_TASK OBJECTIVE_. Exclude the pictures and return every line exactly as written.

Stored data:
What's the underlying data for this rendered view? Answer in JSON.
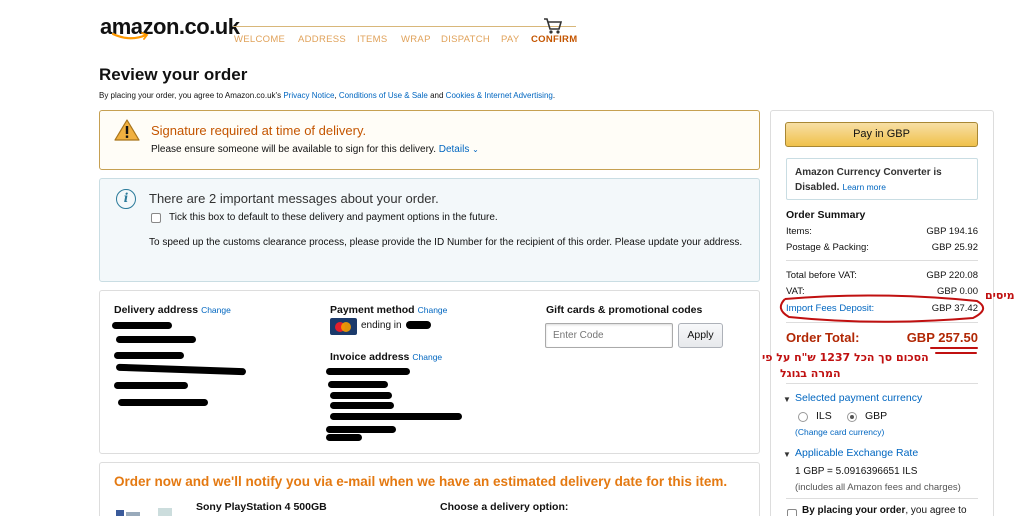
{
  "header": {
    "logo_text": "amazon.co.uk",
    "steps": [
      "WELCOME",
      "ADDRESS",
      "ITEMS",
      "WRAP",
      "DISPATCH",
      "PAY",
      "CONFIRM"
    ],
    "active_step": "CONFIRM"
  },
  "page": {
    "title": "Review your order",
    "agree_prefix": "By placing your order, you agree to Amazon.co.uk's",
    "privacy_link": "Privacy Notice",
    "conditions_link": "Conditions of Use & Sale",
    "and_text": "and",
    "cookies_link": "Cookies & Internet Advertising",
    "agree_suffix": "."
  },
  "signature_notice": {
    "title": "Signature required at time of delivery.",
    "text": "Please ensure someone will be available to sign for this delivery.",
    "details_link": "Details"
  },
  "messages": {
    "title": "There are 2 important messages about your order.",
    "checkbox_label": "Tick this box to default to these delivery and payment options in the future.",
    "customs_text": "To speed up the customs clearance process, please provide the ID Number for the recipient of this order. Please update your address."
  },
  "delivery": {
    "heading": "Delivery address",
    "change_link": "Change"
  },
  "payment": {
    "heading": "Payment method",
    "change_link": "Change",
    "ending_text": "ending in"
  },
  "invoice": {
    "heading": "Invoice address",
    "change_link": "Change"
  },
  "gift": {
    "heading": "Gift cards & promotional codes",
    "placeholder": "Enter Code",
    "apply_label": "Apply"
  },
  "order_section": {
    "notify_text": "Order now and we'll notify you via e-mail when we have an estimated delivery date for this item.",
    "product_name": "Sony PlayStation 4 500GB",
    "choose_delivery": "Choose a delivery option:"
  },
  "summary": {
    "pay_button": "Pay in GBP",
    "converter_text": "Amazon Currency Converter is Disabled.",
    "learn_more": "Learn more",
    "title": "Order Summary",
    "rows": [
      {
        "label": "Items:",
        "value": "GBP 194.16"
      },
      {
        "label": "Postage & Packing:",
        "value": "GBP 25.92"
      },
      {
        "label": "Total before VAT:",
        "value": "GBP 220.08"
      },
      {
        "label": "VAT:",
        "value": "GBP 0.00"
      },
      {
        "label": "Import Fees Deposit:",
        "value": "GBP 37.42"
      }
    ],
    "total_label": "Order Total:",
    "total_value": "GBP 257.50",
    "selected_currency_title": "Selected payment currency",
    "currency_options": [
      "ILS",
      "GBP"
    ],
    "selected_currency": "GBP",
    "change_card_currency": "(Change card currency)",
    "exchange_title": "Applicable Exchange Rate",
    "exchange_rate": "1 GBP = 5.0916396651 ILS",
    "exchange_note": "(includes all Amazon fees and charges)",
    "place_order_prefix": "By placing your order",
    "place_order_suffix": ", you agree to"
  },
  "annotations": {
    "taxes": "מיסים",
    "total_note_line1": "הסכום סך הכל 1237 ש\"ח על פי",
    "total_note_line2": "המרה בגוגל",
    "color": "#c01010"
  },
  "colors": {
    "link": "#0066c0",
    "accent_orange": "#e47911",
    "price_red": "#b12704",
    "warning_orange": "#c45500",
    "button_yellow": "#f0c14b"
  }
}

_TASK SOLUTION_.
What's the underlying data for this rendered view? Answer in JSON.
{
  "header": {
    "logo_text": "amazon.co.uk",
    "steps": [
      "WELCOME",
      "ADDRESS",
      "ITEMS",
      "WRAP",
      "DISPATCH",
      "PAY",
      "CONFIRM"
    ],
    "active_step": "CONFIRM"
  },
  "page": {
    "title": "Review your order",
    "agree_prefix": "By placing your order, you agree to Amazon.co.uk's",
    "privacy_link": "Privacy Notice",
    "conditions_link": "Conditions of Use & Sale",
    "and_text": "and",
    "cookies_link": "Cookies & Internet Advertising",
    "agree_suffix": "."
  },
  "signature_notice": {
    "title": "Signature required at time of delivery.",
    "text": "Please ensure someone will be available to sign for this delivery.",
    "details_link": "Details"
  },
  "messages": {
    "title": "There are 2 important messages about your order.",
    "checkbox_label": "Tick this box to default to these delivery and payment options in the future.",
    "customs_text": "To speed up the customs clearance process, please provide the ID Number for the recipient of this order. Please update your address."
  },
  "delivery": {
    "heading": "Delivery address",
    "change_link": "Change"
  },
  "payment": {
    "heading": "Payment method",
    "change_link": "Change",
    "ending_text": "ending in"
  },
  "invoice": {
    "heading": "Invoice address",
    "change_link": "Change"
  },
  "gift": {
    "heading": "Gift cards & promotional codes",
    "placeholder": "Enter Code",
    "apply_label": "Apply"
  },
  "order_section": {
    "notify_text": "Order now and we'll notify you via e-mail when we have an estimated delivery date for this item.",
    "product_name": "Sony PlayStation 4 500GB",
    "choose_delivery": "Choose a delivery option:"
  },
  "summary": {
    "pay_button": "Pay in GBP",
    "converter_text": "Amazon Currency Converter is Disabled.",
    "learn_more": "Learn more",
    "title": "Order Summary",
    "rows": [
      {
        "label": "Items:",
        "value": "GBP 194.16"
      },
      {
        "label": "Postage & Packing:",
        "value": "GBP 25.92"
      },
      {
        "label": "Total before VAT:",
        "value": "GBP 220.08"
      },
      {
        "label": "VAT:",
        "value": "GBP 0.00"
      },
      {
        "label": "Import Fees Deposit:",
        "value": "GBP 37.42"
      }
    ],
    "total_label": "Order Total:",
    "total_value": "GBP 257.50",
    "selected_currency_title": "Selected payment currency",
    "currency_options": [
      "ILS",
      "GBP"
    ],
    "selected_currency": "GBP",
    "change_card_currency": "(Change card currency)",
    "exchange_title": "Applicable Exchange Rate",
    "exchange_rate": "1 GBP = 5.0916396651 ILS",
    "exchange_note": "(includes all Amazon fees and charges)",
    "place_order_prefix": "By placing your order",
    "place_order_suffix": ", you agree to"
  },
  "annotations": {
    "taxes": "מיסים",
    "total_note_line1": "הסכום סך הכל 1237 ש\"ח על פי",
    "total_note_line2": "המרה בגוגל",
    "color": "#c01010"
  },
  "colors": {
    "link": "#0066c0",
    "accent_orange": "#e47911",
    "price_red": "#b12704",
    "warning_orange": "#c45500",
    "button_yellow": "#f0c14b"
  }
}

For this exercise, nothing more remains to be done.